#### Consigne:
Résumez plus brièvement le paragraphe de l'extrait sur la gestion des matières résiduelles qui commence par « Bien que la Politique québécoise », sans perdre ses faits principaux.

#### Extrait du document:
# # # # # # #

La gestion des matières résiduelles est peut-être le seul secteur environnemental qui touche
directement chaque individu, entreprise, institution ou municipalité dans ses activités de tous
les jours.
Bien que la Politique québécoise de gestion des matières résiduelles 1998-2008 ait connu
des lacunes ou n'ait pas atteint tous les objectifs qu'elle s'était fixés, le Front commun
considère toutefois qu'elle a eu le mérite de faire en sorte que la gestion des déchets soit
demeurée une priorité au cours de dernières années et que de réels efforts et ressources y
ont été investis et ce, dans l'ensemble de notre société.
Ces efforts ou ces ressources n'ont toutefois pas été suffisants afin que l'on atteigne les
objectifs que nous nous étions collectivement donnés. Insuffisants certes, mais aussi
déployés dans des champs d'action somme toute limités.

# # # # # # #

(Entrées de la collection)
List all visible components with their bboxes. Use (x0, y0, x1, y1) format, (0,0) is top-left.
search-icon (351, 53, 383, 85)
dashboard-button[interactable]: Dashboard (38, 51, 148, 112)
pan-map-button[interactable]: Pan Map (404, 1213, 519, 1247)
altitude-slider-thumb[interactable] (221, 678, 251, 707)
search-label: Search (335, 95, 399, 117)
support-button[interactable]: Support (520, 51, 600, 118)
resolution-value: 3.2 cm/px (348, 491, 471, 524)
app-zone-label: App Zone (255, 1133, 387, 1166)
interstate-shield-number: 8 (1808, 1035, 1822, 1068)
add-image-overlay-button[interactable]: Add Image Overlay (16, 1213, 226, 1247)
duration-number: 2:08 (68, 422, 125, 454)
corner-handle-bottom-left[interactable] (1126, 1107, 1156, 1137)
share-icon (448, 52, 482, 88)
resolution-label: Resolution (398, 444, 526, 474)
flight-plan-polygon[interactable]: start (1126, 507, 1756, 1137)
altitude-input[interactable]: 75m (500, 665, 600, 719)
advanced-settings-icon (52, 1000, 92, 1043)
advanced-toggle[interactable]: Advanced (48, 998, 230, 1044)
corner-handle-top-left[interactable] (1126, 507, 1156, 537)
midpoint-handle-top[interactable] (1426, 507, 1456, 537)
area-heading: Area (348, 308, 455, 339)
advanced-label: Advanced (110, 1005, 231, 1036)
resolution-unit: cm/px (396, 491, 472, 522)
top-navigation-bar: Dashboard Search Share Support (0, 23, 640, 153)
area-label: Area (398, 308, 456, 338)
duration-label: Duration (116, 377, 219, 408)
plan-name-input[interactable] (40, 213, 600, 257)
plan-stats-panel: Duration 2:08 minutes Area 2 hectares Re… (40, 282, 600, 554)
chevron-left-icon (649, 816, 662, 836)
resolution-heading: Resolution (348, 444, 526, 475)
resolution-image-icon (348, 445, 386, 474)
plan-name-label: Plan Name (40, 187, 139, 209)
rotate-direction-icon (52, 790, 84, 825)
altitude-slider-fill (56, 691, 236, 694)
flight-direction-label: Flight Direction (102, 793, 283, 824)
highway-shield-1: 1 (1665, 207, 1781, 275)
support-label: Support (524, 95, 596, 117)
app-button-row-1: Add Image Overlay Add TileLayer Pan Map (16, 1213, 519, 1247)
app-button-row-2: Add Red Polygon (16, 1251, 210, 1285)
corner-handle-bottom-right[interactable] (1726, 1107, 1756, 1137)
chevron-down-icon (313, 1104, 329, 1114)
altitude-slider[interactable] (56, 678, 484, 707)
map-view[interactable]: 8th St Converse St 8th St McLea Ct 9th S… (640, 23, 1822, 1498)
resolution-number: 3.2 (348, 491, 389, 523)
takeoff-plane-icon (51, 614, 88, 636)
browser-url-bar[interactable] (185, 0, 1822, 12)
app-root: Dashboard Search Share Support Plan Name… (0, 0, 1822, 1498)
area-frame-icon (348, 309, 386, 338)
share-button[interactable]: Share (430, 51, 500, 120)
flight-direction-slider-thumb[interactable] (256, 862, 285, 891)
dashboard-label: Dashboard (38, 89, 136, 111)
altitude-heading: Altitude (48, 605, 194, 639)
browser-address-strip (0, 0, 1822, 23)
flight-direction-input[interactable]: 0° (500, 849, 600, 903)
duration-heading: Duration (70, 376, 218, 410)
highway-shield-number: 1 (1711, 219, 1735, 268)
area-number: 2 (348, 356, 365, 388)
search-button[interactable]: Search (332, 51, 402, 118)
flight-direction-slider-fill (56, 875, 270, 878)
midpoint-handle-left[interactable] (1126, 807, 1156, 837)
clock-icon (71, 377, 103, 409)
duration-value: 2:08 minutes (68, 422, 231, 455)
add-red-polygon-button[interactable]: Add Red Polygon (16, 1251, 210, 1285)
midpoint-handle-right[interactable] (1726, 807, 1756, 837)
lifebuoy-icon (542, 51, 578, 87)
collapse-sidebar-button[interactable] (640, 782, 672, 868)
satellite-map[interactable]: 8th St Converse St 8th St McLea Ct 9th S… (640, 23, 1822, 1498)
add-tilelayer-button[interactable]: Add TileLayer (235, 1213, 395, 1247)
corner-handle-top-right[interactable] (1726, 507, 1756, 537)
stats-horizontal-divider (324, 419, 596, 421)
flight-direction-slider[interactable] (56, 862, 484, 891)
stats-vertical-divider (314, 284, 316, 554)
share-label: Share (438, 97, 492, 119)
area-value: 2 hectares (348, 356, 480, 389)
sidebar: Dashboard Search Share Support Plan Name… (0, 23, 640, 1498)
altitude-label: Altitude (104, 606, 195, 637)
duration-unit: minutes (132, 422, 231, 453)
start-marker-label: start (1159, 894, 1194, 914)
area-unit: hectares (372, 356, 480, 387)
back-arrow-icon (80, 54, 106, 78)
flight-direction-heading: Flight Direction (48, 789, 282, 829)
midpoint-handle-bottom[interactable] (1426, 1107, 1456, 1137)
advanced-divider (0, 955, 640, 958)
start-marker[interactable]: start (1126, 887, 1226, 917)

# # # # # # #

#### Réponse:
Pour le Front commun, la Politique québécoise de gestion des matières résiduelles 1998-2008 a présenté des lacunes et n'a pas atteint tous ses objectifs. Elle a toutefois maintenu la gestion des déchets parmi les priorités ces dernières années et a suscité de réels efforts et investissements dans l'ensemble de la société.